┌──

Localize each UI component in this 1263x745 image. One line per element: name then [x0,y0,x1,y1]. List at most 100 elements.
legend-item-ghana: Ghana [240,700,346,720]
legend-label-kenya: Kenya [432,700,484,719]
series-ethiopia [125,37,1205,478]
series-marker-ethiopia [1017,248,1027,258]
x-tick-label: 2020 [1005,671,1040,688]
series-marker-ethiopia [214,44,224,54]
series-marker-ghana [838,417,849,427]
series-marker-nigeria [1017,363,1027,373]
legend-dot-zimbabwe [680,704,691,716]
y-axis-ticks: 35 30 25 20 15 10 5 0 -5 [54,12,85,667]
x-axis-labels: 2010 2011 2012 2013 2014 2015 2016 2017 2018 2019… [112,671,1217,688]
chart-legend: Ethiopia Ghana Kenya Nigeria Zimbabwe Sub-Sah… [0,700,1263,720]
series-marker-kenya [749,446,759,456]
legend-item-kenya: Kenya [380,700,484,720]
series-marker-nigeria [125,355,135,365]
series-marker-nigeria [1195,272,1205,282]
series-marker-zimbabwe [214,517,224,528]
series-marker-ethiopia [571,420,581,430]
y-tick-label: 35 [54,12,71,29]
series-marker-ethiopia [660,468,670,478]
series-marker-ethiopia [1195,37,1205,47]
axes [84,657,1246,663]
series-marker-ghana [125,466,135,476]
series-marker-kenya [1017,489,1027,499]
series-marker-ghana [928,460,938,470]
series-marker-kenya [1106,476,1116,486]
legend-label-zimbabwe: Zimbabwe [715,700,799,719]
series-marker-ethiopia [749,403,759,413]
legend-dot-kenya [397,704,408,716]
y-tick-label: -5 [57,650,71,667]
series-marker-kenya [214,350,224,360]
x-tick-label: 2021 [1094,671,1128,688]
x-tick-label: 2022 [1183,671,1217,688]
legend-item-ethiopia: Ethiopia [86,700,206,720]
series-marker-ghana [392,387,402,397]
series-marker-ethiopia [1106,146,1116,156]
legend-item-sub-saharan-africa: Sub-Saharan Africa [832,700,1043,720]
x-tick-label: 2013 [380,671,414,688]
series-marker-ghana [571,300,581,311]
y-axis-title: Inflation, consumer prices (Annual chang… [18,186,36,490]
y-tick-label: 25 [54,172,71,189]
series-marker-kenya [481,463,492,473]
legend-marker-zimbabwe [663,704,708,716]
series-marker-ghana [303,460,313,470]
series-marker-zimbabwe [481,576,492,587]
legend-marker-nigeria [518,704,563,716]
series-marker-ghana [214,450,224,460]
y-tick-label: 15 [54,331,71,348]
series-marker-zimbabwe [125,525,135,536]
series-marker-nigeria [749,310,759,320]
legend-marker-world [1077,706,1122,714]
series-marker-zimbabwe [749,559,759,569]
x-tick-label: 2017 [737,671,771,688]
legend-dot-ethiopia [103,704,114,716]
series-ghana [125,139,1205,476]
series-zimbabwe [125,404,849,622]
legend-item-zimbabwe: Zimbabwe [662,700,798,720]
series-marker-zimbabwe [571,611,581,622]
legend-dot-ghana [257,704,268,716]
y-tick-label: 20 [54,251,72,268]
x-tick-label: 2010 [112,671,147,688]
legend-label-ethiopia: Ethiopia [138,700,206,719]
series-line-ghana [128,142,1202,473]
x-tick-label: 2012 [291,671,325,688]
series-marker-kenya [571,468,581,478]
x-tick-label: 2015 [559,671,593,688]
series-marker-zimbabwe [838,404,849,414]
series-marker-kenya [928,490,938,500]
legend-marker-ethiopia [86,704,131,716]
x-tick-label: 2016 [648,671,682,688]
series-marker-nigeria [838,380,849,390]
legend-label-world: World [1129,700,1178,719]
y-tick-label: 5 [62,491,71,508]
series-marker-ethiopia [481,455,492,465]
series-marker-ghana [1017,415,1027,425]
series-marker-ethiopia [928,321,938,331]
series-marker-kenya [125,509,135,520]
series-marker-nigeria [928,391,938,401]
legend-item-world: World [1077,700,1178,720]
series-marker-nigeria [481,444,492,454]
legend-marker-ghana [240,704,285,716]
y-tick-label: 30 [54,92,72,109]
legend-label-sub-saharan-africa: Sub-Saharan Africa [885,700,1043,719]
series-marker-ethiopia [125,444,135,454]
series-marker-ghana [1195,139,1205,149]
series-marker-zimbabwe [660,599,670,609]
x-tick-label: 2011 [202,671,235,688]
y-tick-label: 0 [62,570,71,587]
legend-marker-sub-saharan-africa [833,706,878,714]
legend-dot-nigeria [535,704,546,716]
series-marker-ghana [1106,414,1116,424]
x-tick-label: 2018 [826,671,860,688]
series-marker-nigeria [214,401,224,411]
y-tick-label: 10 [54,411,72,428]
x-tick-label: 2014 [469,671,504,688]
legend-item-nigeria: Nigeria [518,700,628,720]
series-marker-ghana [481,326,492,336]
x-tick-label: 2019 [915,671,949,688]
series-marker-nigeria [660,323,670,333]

└──

TASK DETAILS:
Please find every line in the records above that contains the string "item" and copy each such line. Case counts.

SOLUTION:
legend-item-ghana: Ghana [240,700,346,720]
legend-item-kenya: Kenya [380,700,484,720]
legend-item-ethiopia: Ethiopia [86,700,206,720]
legend-item-sub-saharan-africa: Sub-Saharan Africa [832,700,1043,720]
legend-item-zimbabwe: Zimbabwe [662,700,798,720]
legend-item-world: World [1077,700,1178,720]
legend-item-nigeria: Nigeria [518,700,628,720]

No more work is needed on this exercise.